[START OF Data in this exercise]

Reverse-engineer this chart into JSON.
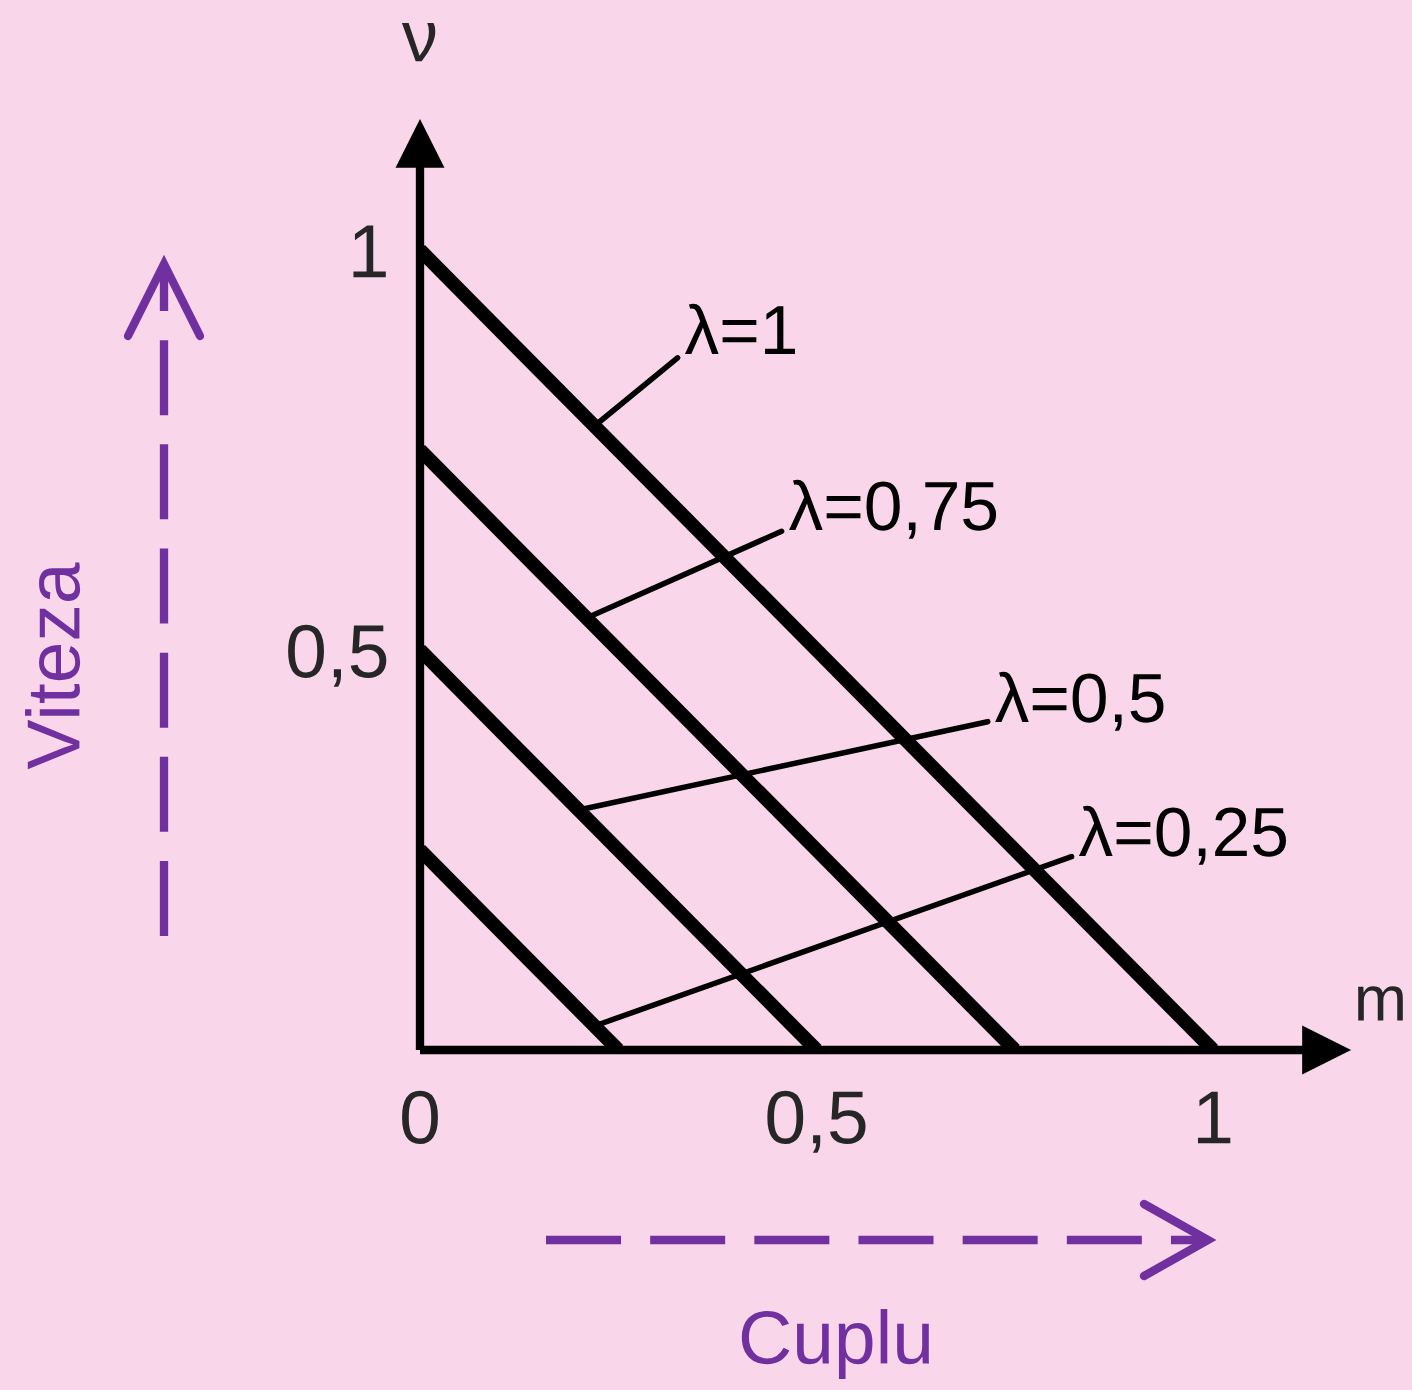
{
  "chart_data": {
    "type": "line",
    "xlabel": "m",
    "ylabel": "ν",
    "xlim": [
      0,
      1.16
    ],
    "ylim": [
      0,
      1.15
    ],
    "xticks": [
      0,
      {
        "value": 0.5,
        "label": "0,5"
      },
      1
    ],
    "yticks": [
      {
        "value": 0.5,
        "label": "0,5"
      },
      1
    ],
    "grid": false,
    "line_style": "solid",
    "marker": "none",
    "series": [
      {
        "color": "#000000",
        "x": [
          0,
          1
        ],
        "values": [
          1,
          0
        ]
      },
      {
        "color": "#000000",
        "x": [
          0,
          0.75
        ],
        "values": [
          0.75,
          0
        ]
      },
      {
        "color": "#000000",
        "x": [
          0,
          0.5
        ],
        "values": [
          0.5,
          0
        ]
      },
      {
        "color": "#000000",
        "x": [
          0,
          0.25
        ],
        "values": [
          0.25,
          0
        ]
      }
    ],
    "annotations": [
      "Viteza",
      "Cuplu",
      {
        "text": "λ=1",
        "x": 0.22,
        "y": 0.78
      },
      {
        "text": "λ=0,75",
        "x": 0.21,
        "y": 0.54
      },
      {
        "text": "λ=0,5",
        "x": 0.2,
        "y": 0.3
      },
      {
        "text": "λ=0,25",
        "x": 0.22,
        "y": 0.03
      }
    ]
  }
}
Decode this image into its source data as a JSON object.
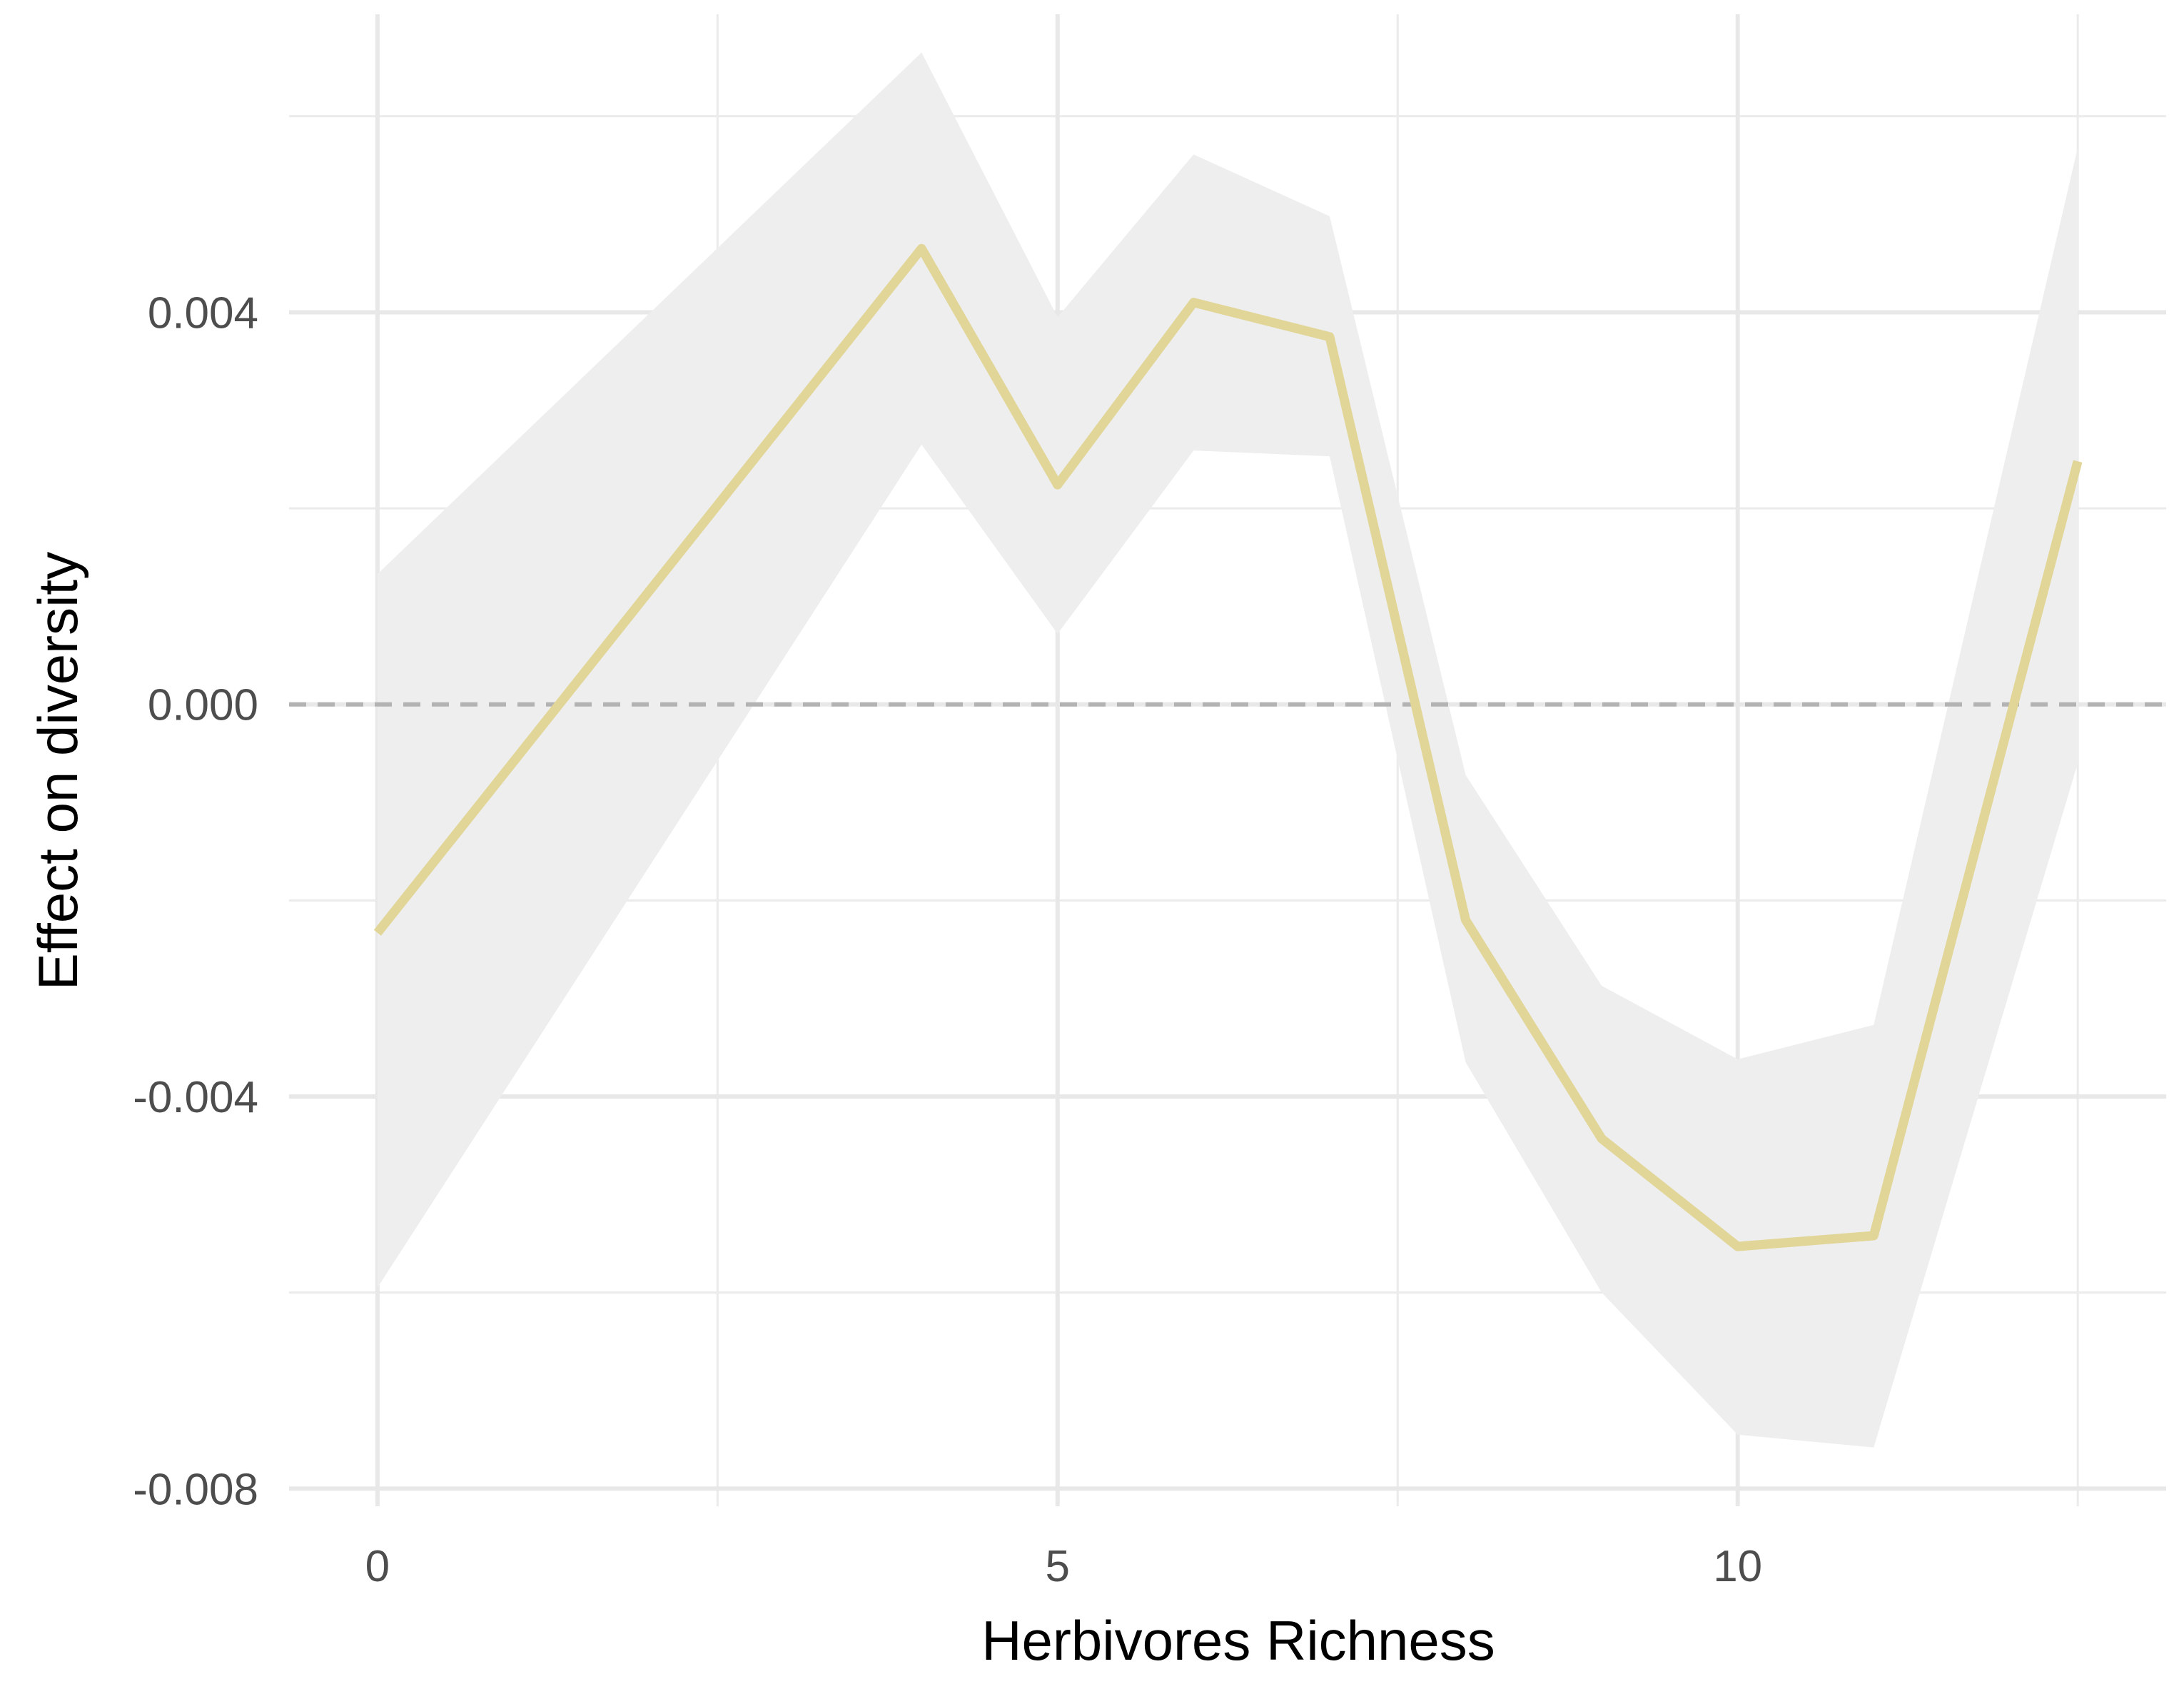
{
  "chart_data": {
    "type": "line",
    "title": "",
    "xlabel": "Herbivores Richness",
    "ylabel": "Effect on diversity",
    "xlim": [
      -0.65,
      13.15
    ],
    "ylim": [
      -0.00818,
      0.00704
    ],
    "x_ticks": [
      0,
      5,
      10
    ],
    "x_tick_labels": [
      "0",
      "5",
      "10"
    ],
    "x_minor_ticks": [
      2.5,
      7.5,
      12.5
    ],
    "y_ticks": [
      -0.008,
      -0.004,
      0.0,
      0.004
    ],
    "y_tick_labels": [
      "-0.008",
      "-0.004",
      "0.000",
      "0.004"
    ],
    "y_minor_ticks": [
      -0.006,
      -0.002,
      0.002,
      0.006
    ],
    "grid": true,
    "legend": "none",
    "reference_line": {
      "y": 0,
      "style": "dashed",
      "color": "#b3b3b3"
    },
    "series": [
      {
        "x": [
          0,
          4,
          5,
          6,
          7,
          8,
          9,
          10,
          11,
          12.5
        ],
        "y": [
          -0.00233,
          0.00465,
          0.00224,
          0.0041,
          0.00375,
          -0.0022,
          -0.00443,
          -0.00553,
          -0.00542,
          0.00248
        ],
        "lower": [
          -0.00595,
          0.00265,
          0.00072,
          0.00259,
          0.00253,
          -0.00365,
          -0.006,
          -0.00745,
          -0.00758,
          -0.0006
        ],
        "upper": [
          0.00133,
          0.00665,
          0.00395,
          0.00561,
          0.00498,
          -0.00072,
          -0.00287,
          -0.00362,
          -0.00327,
          0.00568
        ],
        "line_color": "#e1d698",
        "band_color": "#eeeeee"
      }
    ]
  }
}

[END OF Data in this exercise]

**Exercise task**:
Return each line where "xlabel" shows up.

**Correct response**:
    "xlabel": "m",
    "xlabel": "Herbivores Richness",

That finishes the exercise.